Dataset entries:
------------

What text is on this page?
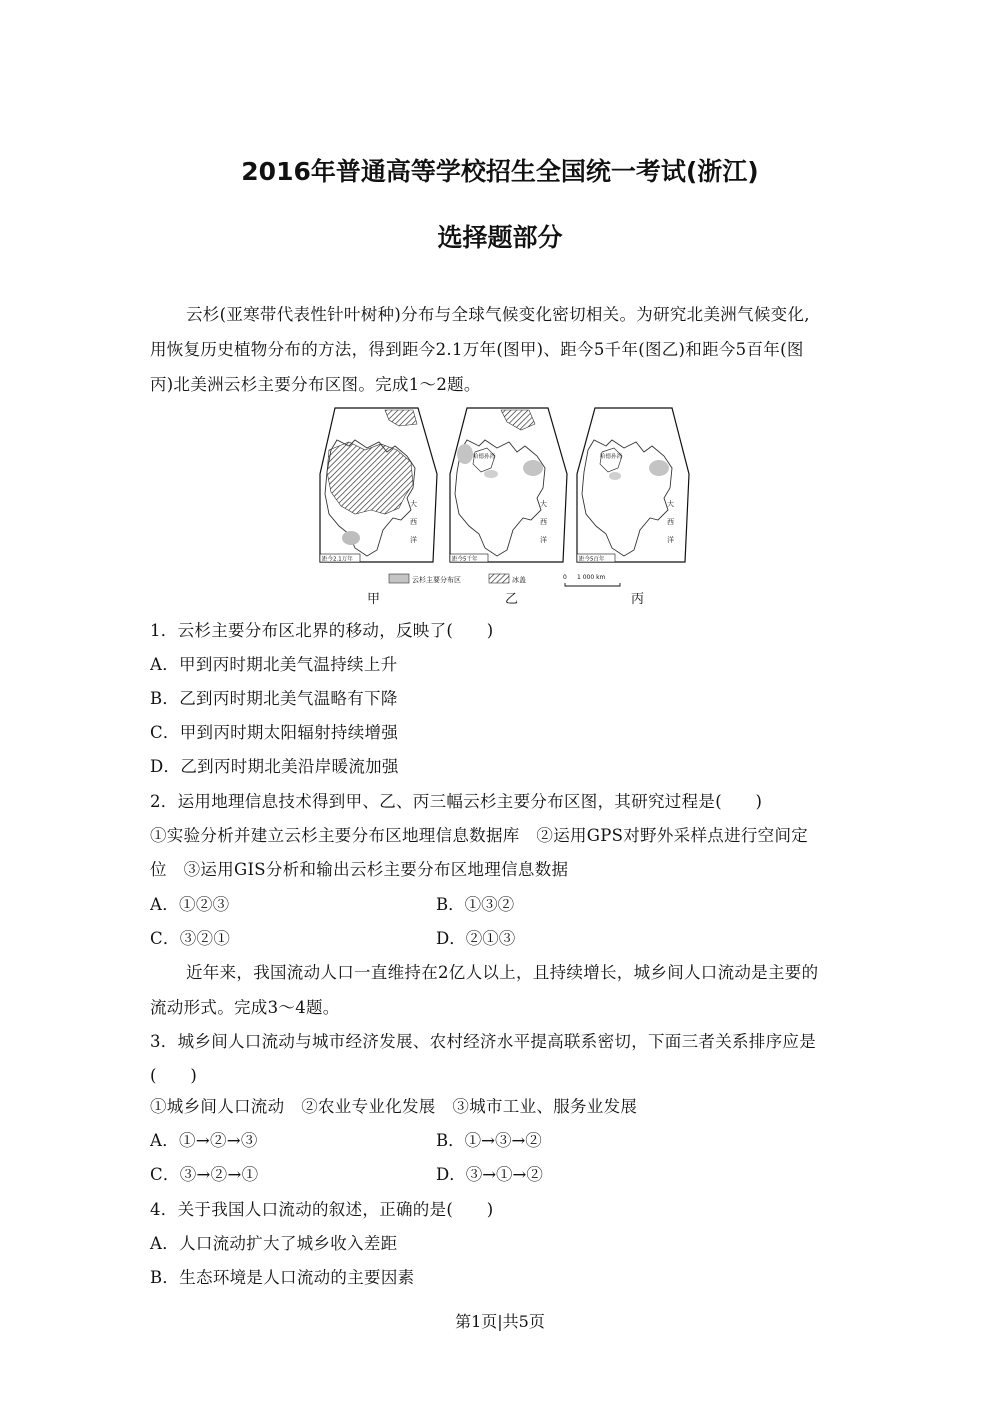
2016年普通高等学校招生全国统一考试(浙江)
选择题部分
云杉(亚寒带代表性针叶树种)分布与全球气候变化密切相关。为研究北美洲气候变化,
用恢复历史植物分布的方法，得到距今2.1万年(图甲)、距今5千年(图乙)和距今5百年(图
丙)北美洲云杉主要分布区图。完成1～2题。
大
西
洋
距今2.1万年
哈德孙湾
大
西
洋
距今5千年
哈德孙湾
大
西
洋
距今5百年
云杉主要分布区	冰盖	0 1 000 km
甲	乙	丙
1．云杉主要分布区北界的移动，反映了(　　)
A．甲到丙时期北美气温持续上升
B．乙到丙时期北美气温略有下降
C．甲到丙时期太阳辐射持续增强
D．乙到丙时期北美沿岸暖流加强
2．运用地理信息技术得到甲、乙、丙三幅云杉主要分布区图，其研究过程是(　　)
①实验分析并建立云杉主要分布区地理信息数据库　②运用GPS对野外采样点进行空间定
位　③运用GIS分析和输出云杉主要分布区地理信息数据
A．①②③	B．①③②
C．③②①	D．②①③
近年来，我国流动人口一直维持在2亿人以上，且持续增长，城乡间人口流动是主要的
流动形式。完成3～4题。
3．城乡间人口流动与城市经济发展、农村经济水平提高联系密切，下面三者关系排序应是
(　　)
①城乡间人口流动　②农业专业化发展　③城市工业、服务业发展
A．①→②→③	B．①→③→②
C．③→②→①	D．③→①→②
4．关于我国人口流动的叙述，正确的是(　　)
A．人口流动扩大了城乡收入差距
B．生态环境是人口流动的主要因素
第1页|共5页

------------

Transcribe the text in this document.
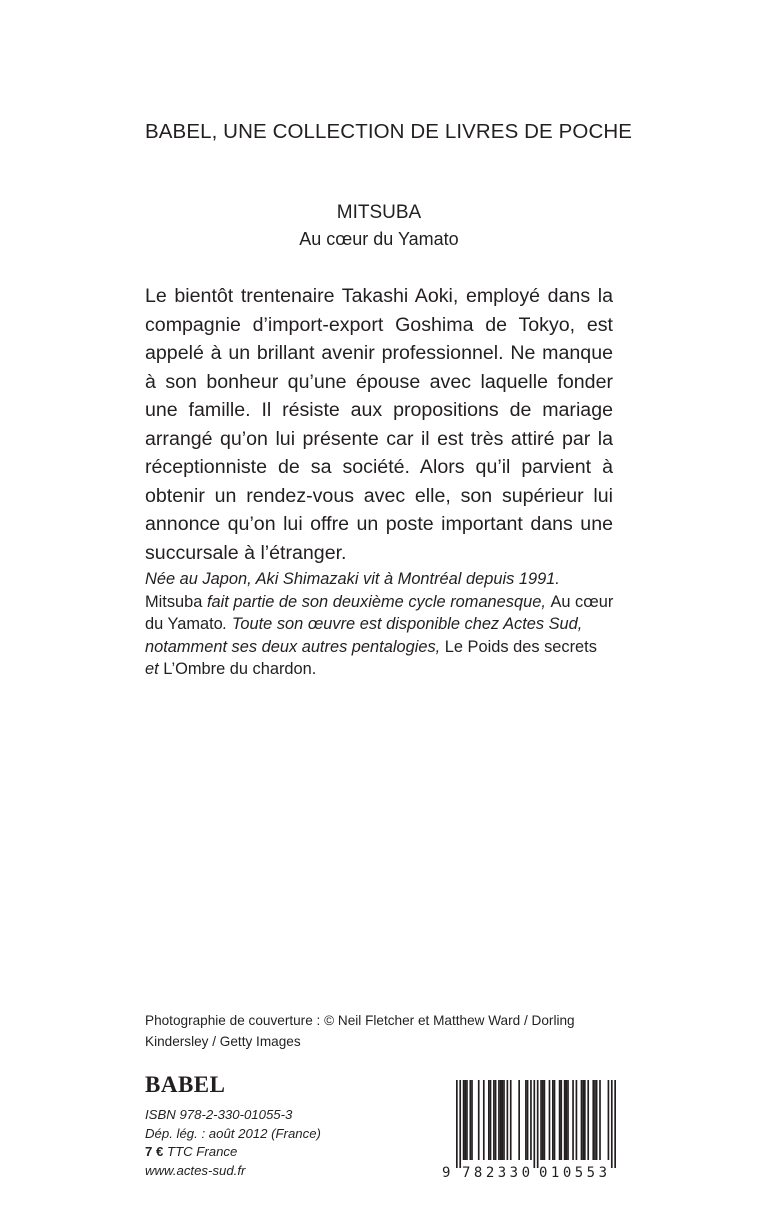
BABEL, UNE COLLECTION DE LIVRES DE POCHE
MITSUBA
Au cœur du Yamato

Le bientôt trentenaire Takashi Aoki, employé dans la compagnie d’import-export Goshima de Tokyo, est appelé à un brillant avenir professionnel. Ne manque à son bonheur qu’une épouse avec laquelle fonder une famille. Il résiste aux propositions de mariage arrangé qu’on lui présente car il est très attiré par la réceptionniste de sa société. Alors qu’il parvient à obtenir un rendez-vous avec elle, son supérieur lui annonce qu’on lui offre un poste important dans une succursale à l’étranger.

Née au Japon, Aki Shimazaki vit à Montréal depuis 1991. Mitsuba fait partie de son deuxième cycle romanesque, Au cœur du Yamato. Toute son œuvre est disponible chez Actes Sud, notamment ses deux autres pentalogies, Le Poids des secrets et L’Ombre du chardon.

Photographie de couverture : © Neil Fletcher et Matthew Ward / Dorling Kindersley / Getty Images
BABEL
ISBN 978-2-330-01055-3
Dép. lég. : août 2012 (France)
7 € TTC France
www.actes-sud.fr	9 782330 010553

------------

WHAT IS BEING ASKED:
Locate each line containing the string "text" and show it.

THE OUTPUT:
What text is on this page?
Transcribe the text in this document.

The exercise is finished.